> [Exercise]: Copy out unchanged the items below, from the line containing "- commit-circle: [232, 110, 262, 140]" down to the line containing "- james-panel-label: James: [337, 520, 638, 540]", with both of those lines included.

> [Data for this task]:
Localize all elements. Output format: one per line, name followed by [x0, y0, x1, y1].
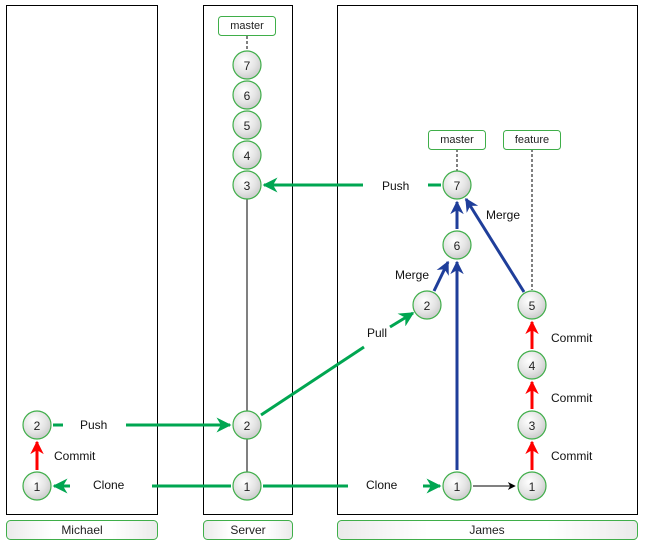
- commit-circle: [232, 110, 262, 140]
- commit-number: 5: [244, 119, 251, 133]
- server-commit-node: 7: [232, 50, 262, 80]
- server-commit-node: 6: [232, 80, 262, 110]
- merge-2-to-6-arrow: [432, 260, 450, 292]
- james-master-tag: master: [428, 130, 486, 150]
- michael-commit-node: 1: [22, 471, 52, 501]
- commit-number: 1: [529, 480, 536, 494]
- svg-text:master: master: [230, 20, 264, 32]
- commit-number: 6: [454, 239, 461, 253]
- commit-circle: [442, 230, 472, 260]
- commit-circle: [442, 471, 472, 501]
- james-feature-tag: feature: [503, 130, 561, 150]
- svg-text:feature: feature: [515, 134, 549, 146]
- commit-circle: [517, 350, 547, 380]
- james-master-commit-node: 2: [412, 290, 442, 320]
- james-panel: [337, 5, 638, 515]
- server-commit-node: 2: [232, 410, 262, 440]
- commit-circle: [232, 80, 262, 110]
- commit-circle: [22, 410, 52, 440]
- james-panel-label: James: [337, 520, 638, 540]
- svg-text:Michael: Michael: [61, 523, 102, 537]
- commit-number: 7: [454, 179, 461, 193]
- merge-label-top: Merge: [486, 208, 520, 222]
- merge-label-left: Merge: [395, 268, 429, 282]
- commit-circle: [517, 410, 547, 440]
- james-feature-commit-node: 1: [517, 471, 547, 501]
- james-push-label: Push: [382, 179, 409, 193]
- commit-number: 4: [529, 359, 536, 373]
- commit-label-1: Commit: [551, 331, 593, 345]
- commit-number: 1: [34, 480, 41, 494]
- commit-circle: [232, 410, 262, 440]
- server-commit-node: 5: [232, 110, 262, 140]
- commit-circle: [232, 50, 262, 80]
- michael-commit-label: Commit: [54, 449, 96, 463]
- commit-number: 5: [529, 299, 536, 313]
- commit-number: 3: [244, 179, 251, 193]
- commit-circle: [22, 471, 52, 501]
- server-panel-label: Server: [203, 520, 293, 540]
- james-feature-commit-node: 4: [517, 350, 547, 380]
- merge-5-to-7-arrow: [464, 197, 526, 293]
- james-feature-commit-node: 3: [517, 410, 547, 440]
- commit-number: 1: [454, 480, 461, 494]
- commit-circle: [232, 471, 262, 501]
- commit-label-3: Commit: [551, 449, 593, 463]
- commit-circle: [517, 471, 547, 501]
- james-feature-commit-node: 5: [517, 290, 547, 320]
- james-clone-label: Clone: [366, 478, 398, 492]
- james-master-commit-node: 6: [442, 230, 472, 260]
- svg-text:master: master: [440, 134, 474, 146]
- svg-text:James: James: [469, 523, 504, 537]
- james-master-commit-node: 7: [442, 170, 472, 200]
- commit-label-2: Commit: [551, 391, 593, 405]
- server-commit-node: 4: [232, 140, 262, 170]
- commit-number: 1: [244, 480, 251, 494]
- commit-circle: [232, 170, 262, 200]
- commit-number: 2: [244, 419, 251, 433]
- server-commit-node: 1: [232, 471, 262, 501]
- michael-commit-node: 2: [22, 410, 52, 440]
- commit-number: 2: [34, 419, 41, 433]
- commit-number: 2: [424, 299, 431, 313]
- commit-number: 7: [244, 59, 251, 73]
- commit-circle: [232, 140, 262, 170]
- pull-label: Pull: [367, 326, 387, 340]
- commit-number: 4: [244, 149, 251, 163]
- michael-panel-label: Michael: [6, 520, 158, 540]
- server-master-tag: master: [218, 16, 276, 36]
- james-master-commit-node: 1: [442, 471, 472, 501]
- pull-line: [260, 345, 365, 417]
- michael-push-label: Push: [80, 418, 107, 432]
- commit-circle: [442, 170, 472, 200]
- michael-panel: [6, 5, 158, 515]
- commit-number: 6: [244, 89, 251, 103]
- commit-circle: [517, 290, 547, 320]
- server-commit-node: 3: [232, 170, 262, 200]
- commit-number: 3: [529, 419, 536, 433]
- commit-circle: [412, 290, 442, 320]
- svg-text:Server: Server: [230, 523, 265, 537]
- michael-clone-label: Clone: [93, 478, 125, 492]
- pull-arrow: [389, 311, 415, 329]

> [Exercise answer]:
- commit-circle: [232, 110, 262, 140]
- commit-number: 5: [244, 119, 251, 133]
- server-commit-node: 7: [232, 50, 262, 80]
- server-commit-node: 6: [232, 80, 262, 110]
- merge-2-to-6-arrow: [432, 260, 450, 292]
- james-master-tag: master: [428, 130, 486, 150]
- michael-commit-node: 1: [22, 471, 52, 501]
- commit-number: 1: [529, 480, 536, 494]
- svg-text:master: master: [230, 20, 264, 32]
- commit-number: 6: [454, 239, 461, 253]
- commit-circle: [442, 230, 472, 260]
- commit-circle: [442, 471, 472, 501]
- james-feature-tag: feature: [503, 130, 561, 150]
- svg-text:feature: feature: [515, 134, 549, 146]
- commit-circle: [517, 350, 547, 380]
- james-master-commit-node: 2: [412, 290, 442, 320]
- james-panel: [337, 5, 638, 515]
- server-commit-node: 2: [232, 410, 262, 440]
- commit-circle: [232, 80, 262, 110]
- commit-circle: [22, 410, 52, 440]
- james-panel-label: James: [337, 520, 638, 540]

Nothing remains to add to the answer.